Written instruction> Sort through the entries below and pull out lines containing the word "hydrophone".

Given information>
----------

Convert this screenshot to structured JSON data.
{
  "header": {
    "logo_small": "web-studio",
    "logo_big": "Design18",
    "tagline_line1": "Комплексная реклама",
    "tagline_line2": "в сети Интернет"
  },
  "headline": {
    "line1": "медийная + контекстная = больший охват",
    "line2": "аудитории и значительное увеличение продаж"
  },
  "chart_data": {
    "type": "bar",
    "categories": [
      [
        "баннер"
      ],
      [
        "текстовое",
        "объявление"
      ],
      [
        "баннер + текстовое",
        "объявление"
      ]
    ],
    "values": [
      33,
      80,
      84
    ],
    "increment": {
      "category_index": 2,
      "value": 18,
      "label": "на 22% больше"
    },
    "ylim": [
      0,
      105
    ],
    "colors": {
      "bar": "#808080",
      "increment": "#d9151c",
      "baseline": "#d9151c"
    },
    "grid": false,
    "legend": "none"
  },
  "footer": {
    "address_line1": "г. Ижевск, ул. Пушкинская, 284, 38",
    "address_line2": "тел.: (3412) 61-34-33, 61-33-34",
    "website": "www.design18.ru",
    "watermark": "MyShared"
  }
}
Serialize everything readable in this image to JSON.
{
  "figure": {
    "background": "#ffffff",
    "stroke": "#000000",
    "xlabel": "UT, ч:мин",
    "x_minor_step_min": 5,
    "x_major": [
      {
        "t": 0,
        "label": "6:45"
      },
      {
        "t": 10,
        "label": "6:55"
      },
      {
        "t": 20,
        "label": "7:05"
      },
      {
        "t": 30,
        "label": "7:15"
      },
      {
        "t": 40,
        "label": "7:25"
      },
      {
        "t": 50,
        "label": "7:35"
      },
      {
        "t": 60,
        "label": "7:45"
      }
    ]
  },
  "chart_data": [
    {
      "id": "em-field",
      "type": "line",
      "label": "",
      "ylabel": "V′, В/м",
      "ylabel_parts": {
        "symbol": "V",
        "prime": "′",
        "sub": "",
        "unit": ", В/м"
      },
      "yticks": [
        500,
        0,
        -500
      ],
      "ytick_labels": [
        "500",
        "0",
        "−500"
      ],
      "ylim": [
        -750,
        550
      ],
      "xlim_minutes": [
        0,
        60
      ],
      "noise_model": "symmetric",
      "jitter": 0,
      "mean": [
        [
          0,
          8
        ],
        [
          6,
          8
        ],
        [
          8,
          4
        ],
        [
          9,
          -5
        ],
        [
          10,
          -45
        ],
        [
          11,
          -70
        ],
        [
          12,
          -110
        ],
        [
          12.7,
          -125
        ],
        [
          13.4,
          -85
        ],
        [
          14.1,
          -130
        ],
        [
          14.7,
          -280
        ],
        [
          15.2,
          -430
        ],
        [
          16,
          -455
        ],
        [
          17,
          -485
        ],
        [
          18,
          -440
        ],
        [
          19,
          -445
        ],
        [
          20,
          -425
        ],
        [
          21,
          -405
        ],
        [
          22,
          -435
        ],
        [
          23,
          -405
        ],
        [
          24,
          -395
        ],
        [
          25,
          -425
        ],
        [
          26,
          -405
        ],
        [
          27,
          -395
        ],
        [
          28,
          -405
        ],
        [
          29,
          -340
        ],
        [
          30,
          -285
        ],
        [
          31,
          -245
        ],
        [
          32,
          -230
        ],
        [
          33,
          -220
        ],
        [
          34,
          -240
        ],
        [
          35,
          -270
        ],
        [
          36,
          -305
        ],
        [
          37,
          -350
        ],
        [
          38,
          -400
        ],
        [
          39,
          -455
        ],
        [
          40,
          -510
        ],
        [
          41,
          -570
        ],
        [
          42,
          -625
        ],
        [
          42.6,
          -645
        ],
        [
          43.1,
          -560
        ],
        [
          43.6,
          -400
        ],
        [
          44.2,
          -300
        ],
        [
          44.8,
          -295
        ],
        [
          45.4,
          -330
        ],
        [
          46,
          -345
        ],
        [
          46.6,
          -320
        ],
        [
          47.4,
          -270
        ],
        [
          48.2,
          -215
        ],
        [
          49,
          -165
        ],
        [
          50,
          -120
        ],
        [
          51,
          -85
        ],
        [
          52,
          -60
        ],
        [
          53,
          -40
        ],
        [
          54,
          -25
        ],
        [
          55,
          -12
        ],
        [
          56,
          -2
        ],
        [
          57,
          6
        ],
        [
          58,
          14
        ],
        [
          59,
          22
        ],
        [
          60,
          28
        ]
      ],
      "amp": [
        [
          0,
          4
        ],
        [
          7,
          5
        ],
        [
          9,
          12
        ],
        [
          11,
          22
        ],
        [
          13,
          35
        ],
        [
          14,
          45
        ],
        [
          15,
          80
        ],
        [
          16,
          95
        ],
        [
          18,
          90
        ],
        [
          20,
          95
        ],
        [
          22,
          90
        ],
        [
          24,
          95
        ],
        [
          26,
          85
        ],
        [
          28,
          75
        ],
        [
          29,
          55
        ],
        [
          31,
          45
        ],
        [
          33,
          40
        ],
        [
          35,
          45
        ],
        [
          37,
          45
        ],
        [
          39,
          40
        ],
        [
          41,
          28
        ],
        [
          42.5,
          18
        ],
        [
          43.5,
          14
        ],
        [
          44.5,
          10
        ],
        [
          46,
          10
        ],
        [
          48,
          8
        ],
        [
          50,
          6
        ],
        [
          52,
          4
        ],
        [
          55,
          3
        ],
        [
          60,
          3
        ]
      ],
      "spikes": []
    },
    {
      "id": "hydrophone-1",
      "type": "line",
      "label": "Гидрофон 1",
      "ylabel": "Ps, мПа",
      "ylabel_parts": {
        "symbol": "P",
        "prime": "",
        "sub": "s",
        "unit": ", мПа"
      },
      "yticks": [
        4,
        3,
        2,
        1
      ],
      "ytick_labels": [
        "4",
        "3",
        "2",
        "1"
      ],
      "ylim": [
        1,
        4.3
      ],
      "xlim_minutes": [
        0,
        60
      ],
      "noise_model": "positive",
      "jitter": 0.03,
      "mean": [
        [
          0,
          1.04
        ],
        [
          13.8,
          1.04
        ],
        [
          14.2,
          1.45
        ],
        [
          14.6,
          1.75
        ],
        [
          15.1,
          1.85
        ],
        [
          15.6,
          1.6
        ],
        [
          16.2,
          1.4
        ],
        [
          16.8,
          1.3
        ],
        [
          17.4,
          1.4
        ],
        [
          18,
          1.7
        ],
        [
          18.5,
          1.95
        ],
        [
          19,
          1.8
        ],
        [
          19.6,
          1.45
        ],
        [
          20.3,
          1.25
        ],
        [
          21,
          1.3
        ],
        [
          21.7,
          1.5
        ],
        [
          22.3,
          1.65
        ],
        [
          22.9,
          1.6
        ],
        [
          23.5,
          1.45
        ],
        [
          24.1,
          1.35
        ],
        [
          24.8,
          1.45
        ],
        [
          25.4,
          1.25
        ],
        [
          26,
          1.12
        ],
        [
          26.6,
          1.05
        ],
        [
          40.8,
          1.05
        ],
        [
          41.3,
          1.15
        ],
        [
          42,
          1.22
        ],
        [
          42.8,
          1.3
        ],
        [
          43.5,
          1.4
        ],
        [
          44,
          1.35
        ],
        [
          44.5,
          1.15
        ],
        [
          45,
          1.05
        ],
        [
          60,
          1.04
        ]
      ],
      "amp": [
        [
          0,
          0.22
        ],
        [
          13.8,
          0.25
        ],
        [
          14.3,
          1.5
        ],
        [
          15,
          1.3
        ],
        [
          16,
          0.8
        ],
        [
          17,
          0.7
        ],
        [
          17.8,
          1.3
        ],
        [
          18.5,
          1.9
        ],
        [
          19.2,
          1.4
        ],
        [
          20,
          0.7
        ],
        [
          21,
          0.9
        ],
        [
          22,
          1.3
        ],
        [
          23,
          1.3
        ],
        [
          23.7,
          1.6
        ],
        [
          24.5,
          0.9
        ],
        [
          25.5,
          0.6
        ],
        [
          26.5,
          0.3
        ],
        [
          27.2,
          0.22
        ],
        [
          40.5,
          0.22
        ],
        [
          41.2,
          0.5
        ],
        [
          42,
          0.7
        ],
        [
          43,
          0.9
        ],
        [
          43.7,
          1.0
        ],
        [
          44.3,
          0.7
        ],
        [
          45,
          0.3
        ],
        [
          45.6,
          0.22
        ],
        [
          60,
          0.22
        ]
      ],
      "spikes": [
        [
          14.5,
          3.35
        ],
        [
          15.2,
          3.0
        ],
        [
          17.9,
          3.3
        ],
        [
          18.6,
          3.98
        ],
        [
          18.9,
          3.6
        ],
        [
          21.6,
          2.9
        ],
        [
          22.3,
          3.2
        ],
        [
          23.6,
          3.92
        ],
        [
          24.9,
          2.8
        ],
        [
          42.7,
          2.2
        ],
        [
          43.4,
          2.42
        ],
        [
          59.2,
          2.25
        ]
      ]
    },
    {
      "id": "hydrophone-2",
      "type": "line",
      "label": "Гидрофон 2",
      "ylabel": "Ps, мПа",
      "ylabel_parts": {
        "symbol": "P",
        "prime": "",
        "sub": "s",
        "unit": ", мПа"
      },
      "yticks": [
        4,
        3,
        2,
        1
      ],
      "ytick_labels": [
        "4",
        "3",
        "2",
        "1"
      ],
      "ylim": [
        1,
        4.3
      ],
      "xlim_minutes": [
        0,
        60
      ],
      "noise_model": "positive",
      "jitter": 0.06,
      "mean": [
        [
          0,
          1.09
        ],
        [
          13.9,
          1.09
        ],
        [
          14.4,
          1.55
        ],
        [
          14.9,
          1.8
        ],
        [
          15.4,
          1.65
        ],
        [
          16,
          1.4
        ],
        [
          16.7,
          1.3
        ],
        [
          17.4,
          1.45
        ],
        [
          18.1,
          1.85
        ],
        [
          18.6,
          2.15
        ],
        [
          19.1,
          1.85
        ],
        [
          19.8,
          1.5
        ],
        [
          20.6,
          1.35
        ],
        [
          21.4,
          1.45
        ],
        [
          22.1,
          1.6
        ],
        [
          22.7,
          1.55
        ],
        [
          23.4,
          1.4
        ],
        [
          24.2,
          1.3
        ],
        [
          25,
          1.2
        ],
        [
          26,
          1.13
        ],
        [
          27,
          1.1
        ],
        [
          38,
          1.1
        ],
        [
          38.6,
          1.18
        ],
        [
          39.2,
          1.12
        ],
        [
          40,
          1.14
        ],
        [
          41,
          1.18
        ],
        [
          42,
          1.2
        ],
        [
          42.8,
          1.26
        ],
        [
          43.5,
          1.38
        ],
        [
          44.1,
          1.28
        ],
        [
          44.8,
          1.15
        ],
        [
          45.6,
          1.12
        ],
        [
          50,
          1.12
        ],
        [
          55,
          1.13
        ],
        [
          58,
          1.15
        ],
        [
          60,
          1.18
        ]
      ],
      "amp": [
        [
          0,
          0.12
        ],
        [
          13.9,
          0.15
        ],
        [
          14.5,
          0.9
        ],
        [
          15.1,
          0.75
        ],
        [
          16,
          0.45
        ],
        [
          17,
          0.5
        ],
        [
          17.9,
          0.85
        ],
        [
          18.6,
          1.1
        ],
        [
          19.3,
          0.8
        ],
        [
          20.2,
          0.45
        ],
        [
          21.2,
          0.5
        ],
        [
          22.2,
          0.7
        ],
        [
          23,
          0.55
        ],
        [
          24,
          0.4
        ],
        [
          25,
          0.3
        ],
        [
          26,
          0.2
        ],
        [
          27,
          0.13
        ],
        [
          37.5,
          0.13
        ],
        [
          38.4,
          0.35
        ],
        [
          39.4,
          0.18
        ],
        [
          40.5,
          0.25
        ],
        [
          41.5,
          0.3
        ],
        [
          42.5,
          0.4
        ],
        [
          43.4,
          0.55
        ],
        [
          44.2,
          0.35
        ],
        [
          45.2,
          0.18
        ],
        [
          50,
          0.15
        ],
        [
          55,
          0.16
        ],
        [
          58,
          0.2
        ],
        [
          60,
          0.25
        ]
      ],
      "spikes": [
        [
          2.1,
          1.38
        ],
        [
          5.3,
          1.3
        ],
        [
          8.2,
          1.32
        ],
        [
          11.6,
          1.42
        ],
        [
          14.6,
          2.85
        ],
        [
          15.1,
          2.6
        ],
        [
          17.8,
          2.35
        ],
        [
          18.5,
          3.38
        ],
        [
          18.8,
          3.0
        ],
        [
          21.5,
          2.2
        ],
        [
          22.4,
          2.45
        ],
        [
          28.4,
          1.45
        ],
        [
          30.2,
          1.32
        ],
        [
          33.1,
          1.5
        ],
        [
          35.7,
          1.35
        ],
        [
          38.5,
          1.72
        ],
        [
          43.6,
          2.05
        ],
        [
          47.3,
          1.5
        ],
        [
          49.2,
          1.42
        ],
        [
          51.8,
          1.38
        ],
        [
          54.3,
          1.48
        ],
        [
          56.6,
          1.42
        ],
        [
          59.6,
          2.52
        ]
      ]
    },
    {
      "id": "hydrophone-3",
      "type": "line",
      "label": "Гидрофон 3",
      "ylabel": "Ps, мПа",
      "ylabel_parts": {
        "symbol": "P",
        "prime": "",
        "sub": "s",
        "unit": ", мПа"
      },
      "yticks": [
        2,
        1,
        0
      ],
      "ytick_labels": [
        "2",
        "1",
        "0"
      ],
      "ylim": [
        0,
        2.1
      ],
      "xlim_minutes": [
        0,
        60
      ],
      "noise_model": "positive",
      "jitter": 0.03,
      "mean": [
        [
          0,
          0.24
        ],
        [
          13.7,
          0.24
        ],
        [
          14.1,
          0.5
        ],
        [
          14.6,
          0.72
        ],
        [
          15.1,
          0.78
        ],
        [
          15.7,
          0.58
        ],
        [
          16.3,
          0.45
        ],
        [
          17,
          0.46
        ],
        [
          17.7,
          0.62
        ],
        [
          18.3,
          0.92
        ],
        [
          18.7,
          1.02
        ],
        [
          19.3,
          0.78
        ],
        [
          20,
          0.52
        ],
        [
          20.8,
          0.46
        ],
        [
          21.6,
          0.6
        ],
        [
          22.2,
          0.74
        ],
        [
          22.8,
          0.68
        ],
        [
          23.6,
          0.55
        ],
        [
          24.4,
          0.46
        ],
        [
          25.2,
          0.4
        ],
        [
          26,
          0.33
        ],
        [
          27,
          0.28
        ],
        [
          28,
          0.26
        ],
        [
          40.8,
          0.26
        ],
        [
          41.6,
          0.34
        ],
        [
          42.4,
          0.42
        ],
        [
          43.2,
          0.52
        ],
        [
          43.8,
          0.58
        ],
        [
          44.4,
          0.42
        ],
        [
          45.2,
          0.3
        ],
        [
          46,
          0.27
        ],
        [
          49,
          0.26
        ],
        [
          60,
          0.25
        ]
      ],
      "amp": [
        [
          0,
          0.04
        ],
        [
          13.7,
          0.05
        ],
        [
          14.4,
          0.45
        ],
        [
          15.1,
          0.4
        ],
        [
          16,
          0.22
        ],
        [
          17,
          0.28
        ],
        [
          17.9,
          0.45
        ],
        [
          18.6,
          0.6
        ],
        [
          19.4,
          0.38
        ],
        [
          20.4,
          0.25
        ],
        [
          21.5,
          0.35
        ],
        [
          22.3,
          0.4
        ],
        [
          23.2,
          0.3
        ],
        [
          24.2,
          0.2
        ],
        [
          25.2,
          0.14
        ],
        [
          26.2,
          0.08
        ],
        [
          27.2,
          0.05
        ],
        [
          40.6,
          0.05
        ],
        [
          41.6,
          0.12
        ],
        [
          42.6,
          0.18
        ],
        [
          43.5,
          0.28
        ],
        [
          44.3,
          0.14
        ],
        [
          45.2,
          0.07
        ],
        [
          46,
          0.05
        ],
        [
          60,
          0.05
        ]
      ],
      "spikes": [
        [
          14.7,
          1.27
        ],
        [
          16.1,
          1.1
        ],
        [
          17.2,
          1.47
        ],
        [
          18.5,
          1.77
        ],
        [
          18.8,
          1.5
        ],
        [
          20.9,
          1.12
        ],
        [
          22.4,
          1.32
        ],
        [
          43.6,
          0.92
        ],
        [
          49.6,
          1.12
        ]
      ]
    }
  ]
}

----------

Reply to the task>
      "id": "hydrophone-1",
      "id": "hydrophone-2",
      "id": "hydrophone-3",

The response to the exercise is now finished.